— Start of Records shown —

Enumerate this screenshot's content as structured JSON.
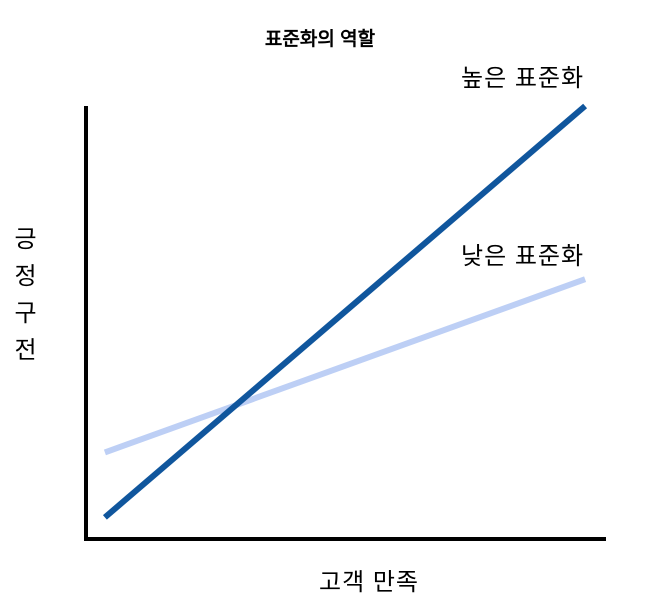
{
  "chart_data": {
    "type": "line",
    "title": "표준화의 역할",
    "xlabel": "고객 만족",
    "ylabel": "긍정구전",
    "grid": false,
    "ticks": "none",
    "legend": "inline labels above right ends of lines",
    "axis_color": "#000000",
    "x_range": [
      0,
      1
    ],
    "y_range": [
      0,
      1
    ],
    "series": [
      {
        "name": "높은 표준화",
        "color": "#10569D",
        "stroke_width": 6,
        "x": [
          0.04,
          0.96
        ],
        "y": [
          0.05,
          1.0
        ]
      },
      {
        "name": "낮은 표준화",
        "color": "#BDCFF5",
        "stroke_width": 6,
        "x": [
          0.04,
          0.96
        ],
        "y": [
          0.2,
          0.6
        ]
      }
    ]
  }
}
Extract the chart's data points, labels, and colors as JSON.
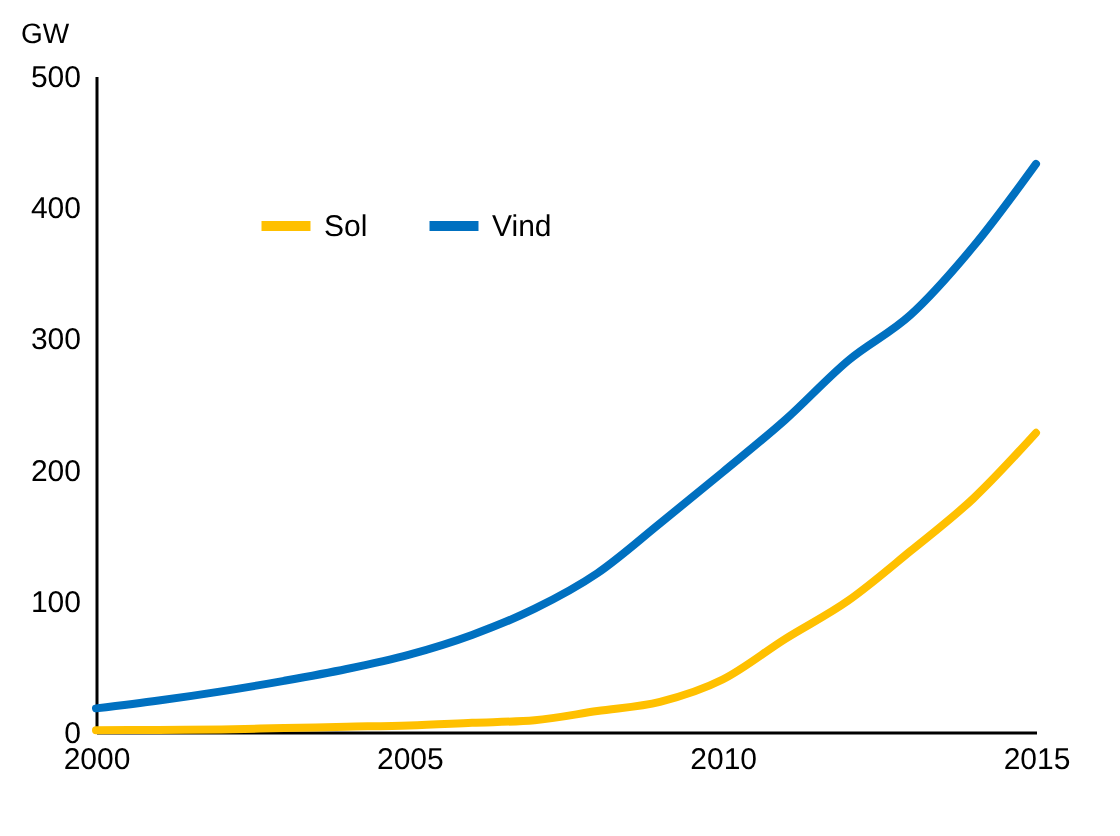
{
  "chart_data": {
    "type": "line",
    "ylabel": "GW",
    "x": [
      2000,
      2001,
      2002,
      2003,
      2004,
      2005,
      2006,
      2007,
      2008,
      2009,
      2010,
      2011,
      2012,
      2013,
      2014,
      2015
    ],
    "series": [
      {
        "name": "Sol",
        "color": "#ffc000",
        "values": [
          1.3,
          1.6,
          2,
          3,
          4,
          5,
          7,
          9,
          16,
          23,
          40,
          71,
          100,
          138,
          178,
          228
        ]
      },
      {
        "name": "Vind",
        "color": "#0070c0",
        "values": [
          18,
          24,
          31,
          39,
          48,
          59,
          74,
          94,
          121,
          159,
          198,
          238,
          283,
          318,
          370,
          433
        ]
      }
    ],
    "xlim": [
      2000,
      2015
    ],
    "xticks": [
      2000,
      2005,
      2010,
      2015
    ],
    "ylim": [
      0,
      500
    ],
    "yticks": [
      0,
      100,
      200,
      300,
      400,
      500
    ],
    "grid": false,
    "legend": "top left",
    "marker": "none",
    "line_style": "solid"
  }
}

— End of Records shown —

Every record above should be written out again exactly; the pictures stay out of the copy.

Enumerate this screenshot's content as structured JSON.
{
  "chart_data": {
    "type": "line",
    "title": "표준화의 역할",
    "xlabel": "고객 만족",
    "ylabel": "긍정구전",
    "grid": false,
    "ticks": "none",
    "legend": "inline labels above right ends of lines",
    "axis_color": "#000000",
    "x_range": [
      0,
      1
    ],
    "y_range": [
      0,
      1
    ],
    "series": [
      {
        "name": "높은 표준화",
        "color": "#10569D",
        "stroke_width": 6,
        "x": [
          0.04,
          0.96
        ],
        "y": [
          0.05,
          1.0
        ]
      },
      {
        "name": "낮은 표준화",
        "color": "#BDCFF5",
        "stroke_width": 6,
        "x": [
          0.04,
          0.96
        ],
        "y": [
          0.2,
          0.6
        ]
      }
    ]
  }
}
Extract the chart's data points, labels, and colors as JSON.
{
  "chart_data": {
    "type": "line",
    "ylabel": "GW",
    "x": [
      2000,
      2001,
      2002,
      2003,
      2004,
      2005,
      2006,
      2007,
      2008,
      2009,
      2010,
      2011,
      2012,
      2013,
      2014,
      2015
    ],
    "series": [
      {
        "name": "Sol",
        "color": "#ffc000",
        "values": [
          1.3,
          1.6,
          2,
          3,
          4,
          5,
          7,
          9,
          16,
          23,
          40,
          71,
          100,
          138,
          178,
          228
        ]
      },
      {
        "name": "Vind",
        "color": "#0070c0",
        "values": [
          18,
          24,
          31,
          39,
          48,
          59,
          74,
          94,
          121,
          159,
          198,
          238,
          283,
          318,
          370,
          433
        ]
      }
    ],
    "xlim": [
      2000,
      2015
    ],
    "xticks": [
      2000,
      2005,
      2010,
      2015
    ],
    "ylim": [
      0,
      500
    ],
    "yticks": [
      0,
      100,
      200,
      300,
      400,
      500
    ],
    "grid": false,
    "legend": "top left",
    "marker": "none",
    "line_style": "solid"
  }
}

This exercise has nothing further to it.